■ **What the exercise asks**:
Scan the lines below; pull out those with "A项正确".
begin Records
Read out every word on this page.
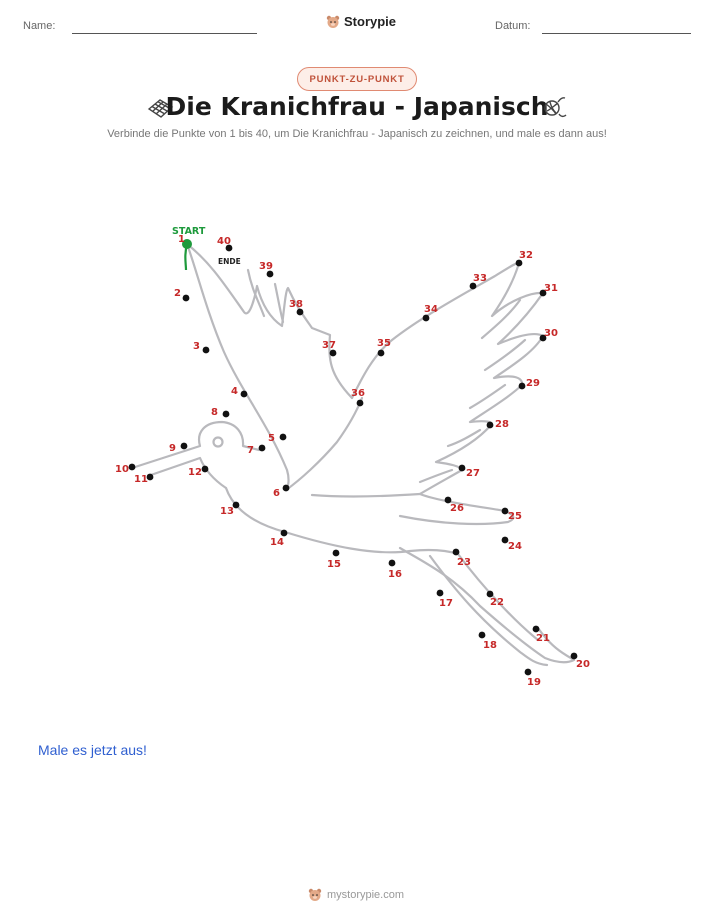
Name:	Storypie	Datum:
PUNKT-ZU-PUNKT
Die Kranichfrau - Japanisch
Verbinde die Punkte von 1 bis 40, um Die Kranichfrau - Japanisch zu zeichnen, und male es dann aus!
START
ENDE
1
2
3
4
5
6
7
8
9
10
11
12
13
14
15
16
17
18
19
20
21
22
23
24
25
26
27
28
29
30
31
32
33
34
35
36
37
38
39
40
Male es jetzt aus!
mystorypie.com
end Records
begin Records
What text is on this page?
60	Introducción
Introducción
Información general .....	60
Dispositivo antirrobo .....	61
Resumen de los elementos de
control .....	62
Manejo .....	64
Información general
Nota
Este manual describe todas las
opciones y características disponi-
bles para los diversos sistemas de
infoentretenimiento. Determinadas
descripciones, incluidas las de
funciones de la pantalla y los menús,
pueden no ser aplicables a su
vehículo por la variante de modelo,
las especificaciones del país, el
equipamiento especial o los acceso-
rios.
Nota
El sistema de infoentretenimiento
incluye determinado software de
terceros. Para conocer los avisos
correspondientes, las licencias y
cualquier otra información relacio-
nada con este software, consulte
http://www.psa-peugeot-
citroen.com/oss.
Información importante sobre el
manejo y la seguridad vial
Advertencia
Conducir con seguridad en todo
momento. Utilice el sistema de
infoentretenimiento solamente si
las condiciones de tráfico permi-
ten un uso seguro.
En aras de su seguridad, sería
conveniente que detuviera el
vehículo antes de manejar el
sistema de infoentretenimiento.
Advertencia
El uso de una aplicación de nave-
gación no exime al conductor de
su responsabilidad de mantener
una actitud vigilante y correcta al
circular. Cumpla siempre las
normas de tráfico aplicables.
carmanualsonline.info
end Records
begin Records
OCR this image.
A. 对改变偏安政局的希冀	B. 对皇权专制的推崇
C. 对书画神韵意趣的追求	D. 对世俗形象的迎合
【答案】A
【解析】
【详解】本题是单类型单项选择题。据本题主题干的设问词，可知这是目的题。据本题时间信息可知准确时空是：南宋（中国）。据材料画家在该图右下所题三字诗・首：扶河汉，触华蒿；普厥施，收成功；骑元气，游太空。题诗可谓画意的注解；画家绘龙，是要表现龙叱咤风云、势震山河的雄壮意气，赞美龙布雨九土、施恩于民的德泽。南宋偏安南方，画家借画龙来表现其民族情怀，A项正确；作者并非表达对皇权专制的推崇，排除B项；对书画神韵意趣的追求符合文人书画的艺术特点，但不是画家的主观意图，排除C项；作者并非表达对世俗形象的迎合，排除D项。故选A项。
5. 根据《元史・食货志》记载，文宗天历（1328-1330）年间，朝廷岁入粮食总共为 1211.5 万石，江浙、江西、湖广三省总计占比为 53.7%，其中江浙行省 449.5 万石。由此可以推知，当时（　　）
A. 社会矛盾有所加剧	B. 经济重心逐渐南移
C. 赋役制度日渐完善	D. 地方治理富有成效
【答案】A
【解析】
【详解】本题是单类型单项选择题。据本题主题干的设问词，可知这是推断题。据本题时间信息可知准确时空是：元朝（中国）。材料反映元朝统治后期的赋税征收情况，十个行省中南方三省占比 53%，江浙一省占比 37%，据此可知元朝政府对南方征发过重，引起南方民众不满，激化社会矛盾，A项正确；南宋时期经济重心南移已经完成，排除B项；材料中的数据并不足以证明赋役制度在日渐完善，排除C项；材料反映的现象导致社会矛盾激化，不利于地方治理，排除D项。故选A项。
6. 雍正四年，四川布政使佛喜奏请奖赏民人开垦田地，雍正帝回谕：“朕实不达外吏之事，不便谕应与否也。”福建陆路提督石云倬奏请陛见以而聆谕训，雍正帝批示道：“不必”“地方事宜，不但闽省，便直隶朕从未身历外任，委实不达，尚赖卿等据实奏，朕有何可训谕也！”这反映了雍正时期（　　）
end Records
■ **The result**:
【详解】本题是单类型单项选择题。据本题主题干的设问词，可知这是目的题。据本题时间信息可知准确时空是：南宋（中国）。据材料画家在该图右下所题三字诗・首：扶河汉，触华蒿；普厥施，收成功；骑元气，游太空。题诗可谓画意的注解；画家绘龙，是要表现龙叱咤风云、势震山河的雄壮意气，赞美龙布雨九土、施恩于民的德泽。南宋偏安南方，画家借画龙来表现其民族情怀，A项正确；作者并非表达对皇权专制的推崇，排除B项；对书画神韵意趣的追求符合文人书画的艺术特点，但不是画家的主观意图，排除C项；作者并非表达对世俗形象的迎合，排除D项。故选A项。
【详解】本题是单类型单项选择题。据本题主题干的设问词，可知这是推断题。据本题时间信息可知准确时空是：元朝（中国）。材料反映元朝统治后期的赋税征收情况，十个行省中南方三省占比 53%，江浙一省占比 37%，据此可知元朝政府对南方征发过重，引起南方民众不满，激化社会矛盾，A项正确；南宋时期经济重心南移已经完成，排除B项；材料中的数据并不足以证明赋役制度在日渐完善，排除C项；材料反映的现象导致社会矛盾激化，不利于地方治理，排除D项。故选A项。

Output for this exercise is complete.